>> BEGIN Task input
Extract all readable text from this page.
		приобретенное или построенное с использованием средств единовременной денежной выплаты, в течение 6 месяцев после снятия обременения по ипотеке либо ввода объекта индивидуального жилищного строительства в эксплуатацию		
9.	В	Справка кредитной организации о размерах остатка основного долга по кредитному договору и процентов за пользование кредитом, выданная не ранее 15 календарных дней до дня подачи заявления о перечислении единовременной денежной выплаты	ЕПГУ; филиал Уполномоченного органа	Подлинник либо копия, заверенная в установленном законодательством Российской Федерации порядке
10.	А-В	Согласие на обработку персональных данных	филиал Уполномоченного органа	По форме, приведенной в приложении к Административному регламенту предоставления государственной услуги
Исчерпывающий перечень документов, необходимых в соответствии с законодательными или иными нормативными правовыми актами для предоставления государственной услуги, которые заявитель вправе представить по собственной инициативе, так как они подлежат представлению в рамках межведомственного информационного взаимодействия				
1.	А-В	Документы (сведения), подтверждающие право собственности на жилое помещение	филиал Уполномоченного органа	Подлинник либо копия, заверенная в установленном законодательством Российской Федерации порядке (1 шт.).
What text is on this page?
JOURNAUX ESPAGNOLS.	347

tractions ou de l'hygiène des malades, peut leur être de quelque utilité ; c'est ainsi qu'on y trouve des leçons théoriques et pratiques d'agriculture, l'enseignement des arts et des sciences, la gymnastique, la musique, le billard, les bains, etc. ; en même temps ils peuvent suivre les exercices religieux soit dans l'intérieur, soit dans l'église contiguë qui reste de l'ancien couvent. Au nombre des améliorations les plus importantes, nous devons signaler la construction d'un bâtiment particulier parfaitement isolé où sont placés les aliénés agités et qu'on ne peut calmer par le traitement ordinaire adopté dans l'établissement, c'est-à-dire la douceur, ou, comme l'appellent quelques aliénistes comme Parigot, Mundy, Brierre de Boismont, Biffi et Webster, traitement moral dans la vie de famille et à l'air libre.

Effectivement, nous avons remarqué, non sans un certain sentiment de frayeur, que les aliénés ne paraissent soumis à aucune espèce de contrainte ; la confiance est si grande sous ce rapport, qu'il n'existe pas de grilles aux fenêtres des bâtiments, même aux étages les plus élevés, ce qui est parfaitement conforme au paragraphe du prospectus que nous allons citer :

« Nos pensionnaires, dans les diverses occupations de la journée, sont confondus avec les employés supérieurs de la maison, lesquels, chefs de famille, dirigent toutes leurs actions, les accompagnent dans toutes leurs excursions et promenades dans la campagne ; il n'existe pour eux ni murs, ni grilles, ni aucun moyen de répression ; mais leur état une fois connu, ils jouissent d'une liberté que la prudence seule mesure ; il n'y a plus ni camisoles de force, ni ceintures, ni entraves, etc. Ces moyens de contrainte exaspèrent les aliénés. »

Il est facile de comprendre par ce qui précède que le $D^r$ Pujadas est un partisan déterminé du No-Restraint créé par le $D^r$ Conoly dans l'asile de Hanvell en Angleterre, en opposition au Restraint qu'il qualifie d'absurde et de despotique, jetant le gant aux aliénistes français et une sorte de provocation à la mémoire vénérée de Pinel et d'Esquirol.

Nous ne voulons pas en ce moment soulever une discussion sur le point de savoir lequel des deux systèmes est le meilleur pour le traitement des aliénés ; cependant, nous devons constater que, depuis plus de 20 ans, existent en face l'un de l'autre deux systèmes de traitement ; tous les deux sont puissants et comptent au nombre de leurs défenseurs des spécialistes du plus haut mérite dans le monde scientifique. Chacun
>> END Task input
Goal »
Reproduce the complete data exactly as presented above.

Expected answer »
Extract all readable text from this page.
		приобретенное или построенное с использованием средств единовременной денежной выплаты, в течение 6 месяцев после снятия обременения по ипотеке либо ввода объекта индивидуального жилищного строительства в эксплуатацию		
9.	В	Справка кредитной организации о размерах остатка основного долга по кредитному договору и процентов за пользование кредитом, выданная не ранее 15 календарных дней до дня подачи заявления о перечислении единовременной денежной выплаты	ЕПГУ; филиал Уполномоченного органа	Подлинник либо копия, заверенная в установленном законодательством Российской Федерации порядке
10.	А-В	Согласие на обработку персональных данных	филиал Уполномоченного органа	По форме, приведенной в приложении к Административному регламенту предоставления государственной услуги
Исчерпывающий перечень документов, необходимых в соответствии с законодательными или иными нормативными правовыми актами для предоставления государственной услуги, которые заявитель вправе представить по собственной инициативе, так как они подлежат представлению в рамках межведомственного информационного взаимодействия				
1.	А-В	Документы (сведения), подтверждающие право собственности на жилое помещение	филиал Уполномоченного органа	Подлинник либо копия, заверенная в установленном законодательством Российской Федерации порядке (1 шт.).
What text is on this page?
JOURNAUX ESPAGNOLS.	347

tractions ou de l'hygiène des malades, peut leur être de quelque utilité ; c'est ainsi qu'on y trouve des leçons théoriques et pratiques d'agriculture, l'enseignement des arts et des sciences, la gymnastique, la musique, le billard, les bains, etc. ; en même temps ils peuvent suivre les exercices religieux soit dans l'intérieur, soit dans l'église contiguë qui reste de l'ancien couvent. Au nombre des améliorations les plus importantes, nous devons signaler la construction d'un bâtiment particulier parfaitement isolé où sont placés les aliénés agités et qu'on ne peut calmer par le traitement ordinaire adopté dans l'établissement, c'est-à-dire la douceur, ou, comme l'appellent quelques aliénistes comme Parigot, Mundy, Brierre de Boismont, Biffi et Webster, traitement moral dans la vie de famille et à l'air libre.

Effectivement, nous avons remarqué, non sans un certain sentiment de frayeur, que les aliénés ne paraissent soumis à aucune espèce de contrainte ; la confiance est si grande sous ce rapport, qu'il n'existe pas de grilles aux fenêtres des bâtiments, même aux étages les plus élevés, ce qui est parfaitement conforme au paragraphe du prospectus que nous allons citer :

« Nos pensionnaires, dans les diverses occupations de la journée, sont confondus avec les employés supérieurs de la maison, lesquels, chefs de famille, dirigent toutes leurs actions, les accompagnent dans toutes leurs excursions et promenades dans la campagne ; il n'existe pour eux ni murs, ni grilles, ni aucun moyen de répression ; mais leur état une fois connu, ils jouissent d'une liberté que la prudence seule mesure ; il n'y a plus ni camisoles de force, ni ceintures, ni entraves, etc. Ces moyens de contrainte exaspèrent les aliénés. »

Il est facile de comprendre par ce qui précède que le $D^r$ Pujadas est un partisan déterminé du No-Restraint créé par le $D^r$ Conoly dans l'asile de Hanvell en Angleterre, en opposition au Restraint qu'il qualifie d'absurde et de despotique, jetant le gant aux aliénistes français et une sorte de provocation à la mémoire vénérée de Pinel et d'Esquirol.

Nous ne voulons pas en ce moment soulever une discussion sur le point de savoir lequel des deux systèmes est le meilleur pour le traitement des aliénés ; cependant, nous devons constater que, depuis plus de 20 ans, existent en face l'un de l'autre deux systèmes de traitement ; tous les deux sont puissants et comptent au nombre de leurs défenseurs des spécialistes du plus haut mérite dans le monde scientifique. Chacun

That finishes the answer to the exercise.